[Dataset excerpts]
┄┄┄┄┄┄┄┄┄┄┄┄┄┄┄┄┄┄┄┄

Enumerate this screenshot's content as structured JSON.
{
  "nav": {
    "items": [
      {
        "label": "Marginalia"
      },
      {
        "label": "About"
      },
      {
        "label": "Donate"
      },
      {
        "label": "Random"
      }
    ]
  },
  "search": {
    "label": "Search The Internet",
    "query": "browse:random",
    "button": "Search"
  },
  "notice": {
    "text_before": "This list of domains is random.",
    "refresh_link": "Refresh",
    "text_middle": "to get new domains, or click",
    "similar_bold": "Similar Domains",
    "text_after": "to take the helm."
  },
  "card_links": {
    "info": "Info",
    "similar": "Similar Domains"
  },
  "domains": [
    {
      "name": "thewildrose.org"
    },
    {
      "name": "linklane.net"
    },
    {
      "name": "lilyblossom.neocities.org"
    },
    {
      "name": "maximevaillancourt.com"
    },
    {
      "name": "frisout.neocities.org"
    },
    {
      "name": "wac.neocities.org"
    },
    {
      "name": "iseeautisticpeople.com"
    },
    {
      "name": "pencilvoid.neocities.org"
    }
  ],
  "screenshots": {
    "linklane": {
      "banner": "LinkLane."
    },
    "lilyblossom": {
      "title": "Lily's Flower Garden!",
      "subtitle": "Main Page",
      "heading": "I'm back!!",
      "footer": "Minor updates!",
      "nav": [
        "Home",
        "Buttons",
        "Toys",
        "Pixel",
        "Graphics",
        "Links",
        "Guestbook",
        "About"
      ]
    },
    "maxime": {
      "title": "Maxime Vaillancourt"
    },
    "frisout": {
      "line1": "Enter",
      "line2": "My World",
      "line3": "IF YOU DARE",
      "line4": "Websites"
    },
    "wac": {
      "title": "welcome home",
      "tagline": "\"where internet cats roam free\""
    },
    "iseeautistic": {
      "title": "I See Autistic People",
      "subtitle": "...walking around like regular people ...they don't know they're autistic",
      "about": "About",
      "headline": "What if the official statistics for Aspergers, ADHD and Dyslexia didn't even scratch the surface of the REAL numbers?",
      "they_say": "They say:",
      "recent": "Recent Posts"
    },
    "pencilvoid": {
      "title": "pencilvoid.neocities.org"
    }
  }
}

┄┄┄┄┄┄┄┄┄┄┄┄┄┄┄┄┄┄┄┄

◆ **Given request**: Quote the data in full, keeping each word unchanged.

◆ **Result below**:
Enumerate this screenshot's content as structured JSON.
{
  "nav": {
    "items": [
      {
        "label": "Marginalia"
      },
      {
        "label": "About"
      },
      {
        "label": "Donate"
      },
      {
        "label": "Random"
      }
    ]
  },
  "search": {
    "label": "Search The Internet",
    "query": "browse:random",
    "button": "Search"
  },
  "notice": {
    "text_before": "This list of domains is random.",
    "refresh_link": "Refresh",
    "text_middle": "to get new domains, or click",
    "similar_bold": "Similar Domains",
    "text_after": "to take the helm."
  },
  "card_links": {
    "info": "Info",
    "similar": "Similar Domains"
  },
  "domains": [
    {
      "name": "thewildrose.org"
    },
    {
      "name": "linklane.net"
    },
    {
      "name": "lilyblossom.neocities.org"
    },
    {
      "name": "maximevaillancourt.com"
    },
    {
      "name": "frisout.neocities.org"
    },
    {
      "name": "wac.neocities.org"
    },
    {
      "name": "iseeautisticpeople.com"
    },
    {
      "name": "pencilvoid.neocities.org"
    }
  ],
  "screenshots": {
    "linklane": {
      "banner": "LinkLane."
    },
    "lilyblossom": {
      "title": "Lily's Flower Garden!",
      "subtitle": "Main Page",
      "heading": "I'm back!!",
      "footer": "Minor updates!",
      "nav": [
        "Home",
        "Buttons",
        "Toys",
        "Pixel",
        "Graphics",
        "Links",
        "Guestbook",
        "About"
      ]
    },
    "maxime": {
      "title": "Maxime Vaillancourt"
    },
    "frisout": {
      "line1": "Enter",
      "line2": "My World",
      "line3": "IF YOU DARE",
      "line4": "Websites"
    },
    "wac": {
      "title": "welcome home",
      "tagline": "\"where internet cats roam free\""
    },
    "iseeautistic": {
      "title": "I See Autistic People",
      "subtitle": "...walking around like regular people ...they don't know they're autistic",
      "about": "About",
      "headline": "What if the official statistics for Aspergers, ADHD and Dyslexia didn't even scratch the surface of the REAL numbers?",
      "they_say": "They say:",
      "recent": "Recent Posts"
    },
    "pencilvoid": {
      "title": "pencilvoid.neocities.org"
    }
  }
}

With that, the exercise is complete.